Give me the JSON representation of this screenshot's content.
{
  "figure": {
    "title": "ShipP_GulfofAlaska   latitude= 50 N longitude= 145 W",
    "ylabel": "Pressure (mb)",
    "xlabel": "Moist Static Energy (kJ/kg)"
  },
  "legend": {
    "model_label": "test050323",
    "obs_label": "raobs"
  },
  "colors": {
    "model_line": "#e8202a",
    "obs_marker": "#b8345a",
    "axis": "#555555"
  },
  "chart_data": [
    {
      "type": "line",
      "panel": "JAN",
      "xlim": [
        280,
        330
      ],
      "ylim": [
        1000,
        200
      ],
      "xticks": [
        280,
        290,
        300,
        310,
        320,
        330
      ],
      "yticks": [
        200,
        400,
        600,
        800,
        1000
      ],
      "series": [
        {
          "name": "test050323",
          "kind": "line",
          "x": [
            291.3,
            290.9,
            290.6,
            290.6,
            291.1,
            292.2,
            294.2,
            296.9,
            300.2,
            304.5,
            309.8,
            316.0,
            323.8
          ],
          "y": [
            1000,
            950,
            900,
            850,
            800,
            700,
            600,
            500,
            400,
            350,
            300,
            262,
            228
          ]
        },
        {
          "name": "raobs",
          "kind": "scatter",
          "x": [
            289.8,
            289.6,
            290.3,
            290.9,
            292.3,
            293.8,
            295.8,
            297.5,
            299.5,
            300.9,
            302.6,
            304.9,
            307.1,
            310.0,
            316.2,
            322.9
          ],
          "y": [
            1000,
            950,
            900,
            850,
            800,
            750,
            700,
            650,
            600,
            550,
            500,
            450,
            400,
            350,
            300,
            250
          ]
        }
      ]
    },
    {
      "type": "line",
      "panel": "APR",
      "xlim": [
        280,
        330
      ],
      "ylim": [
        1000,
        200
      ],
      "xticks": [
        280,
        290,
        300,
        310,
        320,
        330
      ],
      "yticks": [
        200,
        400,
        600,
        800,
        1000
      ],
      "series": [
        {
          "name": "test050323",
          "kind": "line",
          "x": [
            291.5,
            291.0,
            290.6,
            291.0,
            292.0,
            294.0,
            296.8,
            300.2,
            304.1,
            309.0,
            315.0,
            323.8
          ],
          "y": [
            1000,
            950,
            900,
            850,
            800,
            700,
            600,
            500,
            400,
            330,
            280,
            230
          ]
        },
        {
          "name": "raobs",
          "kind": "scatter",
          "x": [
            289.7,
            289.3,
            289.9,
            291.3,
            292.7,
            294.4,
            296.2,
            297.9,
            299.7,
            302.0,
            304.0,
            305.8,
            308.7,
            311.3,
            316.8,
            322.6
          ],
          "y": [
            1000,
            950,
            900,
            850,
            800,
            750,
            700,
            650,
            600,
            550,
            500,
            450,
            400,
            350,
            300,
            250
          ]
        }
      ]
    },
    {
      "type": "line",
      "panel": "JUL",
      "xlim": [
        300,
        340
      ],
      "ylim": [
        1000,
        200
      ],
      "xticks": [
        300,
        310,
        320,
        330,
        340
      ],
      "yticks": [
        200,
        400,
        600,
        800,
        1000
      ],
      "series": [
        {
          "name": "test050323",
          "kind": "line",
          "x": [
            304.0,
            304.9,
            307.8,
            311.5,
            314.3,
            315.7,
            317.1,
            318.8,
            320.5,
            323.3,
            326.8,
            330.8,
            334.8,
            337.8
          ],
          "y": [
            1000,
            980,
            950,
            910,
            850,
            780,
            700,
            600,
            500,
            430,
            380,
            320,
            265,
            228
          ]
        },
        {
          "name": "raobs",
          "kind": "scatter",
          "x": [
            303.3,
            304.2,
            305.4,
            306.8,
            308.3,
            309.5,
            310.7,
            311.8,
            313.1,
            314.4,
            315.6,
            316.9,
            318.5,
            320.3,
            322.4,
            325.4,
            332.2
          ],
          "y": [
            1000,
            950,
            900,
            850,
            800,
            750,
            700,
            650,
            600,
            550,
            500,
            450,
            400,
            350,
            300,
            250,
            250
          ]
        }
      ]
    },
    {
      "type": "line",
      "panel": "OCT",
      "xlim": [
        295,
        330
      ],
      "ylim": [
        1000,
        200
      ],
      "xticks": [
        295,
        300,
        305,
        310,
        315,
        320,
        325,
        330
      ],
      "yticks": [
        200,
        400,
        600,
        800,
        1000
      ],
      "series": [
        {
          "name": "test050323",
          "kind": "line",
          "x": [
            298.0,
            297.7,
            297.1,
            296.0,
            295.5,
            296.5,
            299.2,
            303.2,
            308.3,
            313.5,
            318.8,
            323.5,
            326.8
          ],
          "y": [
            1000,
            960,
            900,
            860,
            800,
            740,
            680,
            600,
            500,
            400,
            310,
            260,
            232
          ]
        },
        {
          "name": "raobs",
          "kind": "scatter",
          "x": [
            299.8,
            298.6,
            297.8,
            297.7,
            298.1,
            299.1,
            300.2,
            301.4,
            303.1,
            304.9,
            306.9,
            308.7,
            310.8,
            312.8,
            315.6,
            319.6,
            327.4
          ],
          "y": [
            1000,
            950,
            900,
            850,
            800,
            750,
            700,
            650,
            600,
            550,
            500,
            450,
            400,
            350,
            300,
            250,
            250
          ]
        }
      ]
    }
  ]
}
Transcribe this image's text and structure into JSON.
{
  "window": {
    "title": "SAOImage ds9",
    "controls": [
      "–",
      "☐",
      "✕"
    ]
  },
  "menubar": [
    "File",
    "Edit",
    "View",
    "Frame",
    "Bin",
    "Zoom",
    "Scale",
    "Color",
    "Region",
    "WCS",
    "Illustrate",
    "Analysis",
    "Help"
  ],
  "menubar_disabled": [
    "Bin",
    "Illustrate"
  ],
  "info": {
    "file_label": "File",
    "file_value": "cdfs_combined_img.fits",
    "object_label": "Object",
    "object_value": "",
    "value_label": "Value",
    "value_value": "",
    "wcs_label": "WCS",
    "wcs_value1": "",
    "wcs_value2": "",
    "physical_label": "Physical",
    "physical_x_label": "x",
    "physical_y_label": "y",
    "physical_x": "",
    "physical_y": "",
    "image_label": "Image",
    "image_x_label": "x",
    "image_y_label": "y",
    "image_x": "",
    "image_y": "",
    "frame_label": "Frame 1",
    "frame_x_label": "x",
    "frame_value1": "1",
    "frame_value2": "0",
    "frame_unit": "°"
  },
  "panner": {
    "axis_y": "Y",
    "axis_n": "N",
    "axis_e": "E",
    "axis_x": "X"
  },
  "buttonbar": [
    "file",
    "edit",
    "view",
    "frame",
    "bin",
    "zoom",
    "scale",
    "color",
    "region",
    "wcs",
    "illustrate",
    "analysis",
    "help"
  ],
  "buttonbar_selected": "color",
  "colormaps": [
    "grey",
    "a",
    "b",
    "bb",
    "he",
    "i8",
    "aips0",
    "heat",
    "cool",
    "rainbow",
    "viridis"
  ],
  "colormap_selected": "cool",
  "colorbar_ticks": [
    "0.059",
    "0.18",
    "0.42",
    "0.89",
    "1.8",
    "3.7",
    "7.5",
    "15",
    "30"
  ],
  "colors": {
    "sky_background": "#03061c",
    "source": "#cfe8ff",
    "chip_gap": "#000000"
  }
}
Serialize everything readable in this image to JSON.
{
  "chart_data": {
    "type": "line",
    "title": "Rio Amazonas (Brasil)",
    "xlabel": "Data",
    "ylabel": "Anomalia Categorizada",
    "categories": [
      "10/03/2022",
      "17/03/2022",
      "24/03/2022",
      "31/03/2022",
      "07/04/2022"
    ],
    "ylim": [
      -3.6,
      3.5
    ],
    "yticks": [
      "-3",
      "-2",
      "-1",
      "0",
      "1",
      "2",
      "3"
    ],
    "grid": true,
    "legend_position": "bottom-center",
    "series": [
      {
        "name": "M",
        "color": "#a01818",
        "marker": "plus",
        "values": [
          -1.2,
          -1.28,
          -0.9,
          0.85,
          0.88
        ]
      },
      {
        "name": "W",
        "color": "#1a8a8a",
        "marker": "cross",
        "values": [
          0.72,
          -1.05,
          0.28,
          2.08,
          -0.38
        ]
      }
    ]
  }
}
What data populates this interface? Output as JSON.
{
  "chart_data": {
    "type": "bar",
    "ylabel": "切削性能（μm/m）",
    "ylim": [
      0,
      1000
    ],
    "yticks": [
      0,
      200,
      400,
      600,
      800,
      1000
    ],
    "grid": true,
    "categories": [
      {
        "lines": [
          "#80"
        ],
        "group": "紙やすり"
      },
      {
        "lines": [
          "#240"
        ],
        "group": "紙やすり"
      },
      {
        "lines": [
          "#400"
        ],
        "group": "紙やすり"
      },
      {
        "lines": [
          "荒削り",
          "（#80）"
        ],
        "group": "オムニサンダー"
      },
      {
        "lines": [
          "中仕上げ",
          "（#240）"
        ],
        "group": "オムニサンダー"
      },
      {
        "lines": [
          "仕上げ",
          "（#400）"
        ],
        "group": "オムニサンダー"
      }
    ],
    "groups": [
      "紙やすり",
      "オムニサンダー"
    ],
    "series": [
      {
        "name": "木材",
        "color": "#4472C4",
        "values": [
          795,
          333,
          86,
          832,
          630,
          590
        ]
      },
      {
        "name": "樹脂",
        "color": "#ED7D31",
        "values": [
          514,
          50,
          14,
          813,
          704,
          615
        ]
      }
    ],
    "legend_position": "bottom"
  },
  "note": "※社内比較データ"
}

= = = = =

[INSTRUCTION]: Identify how many lines in the entries above contain the word "title" and provide only that figure.

[WRITTEN ANSWER]: 3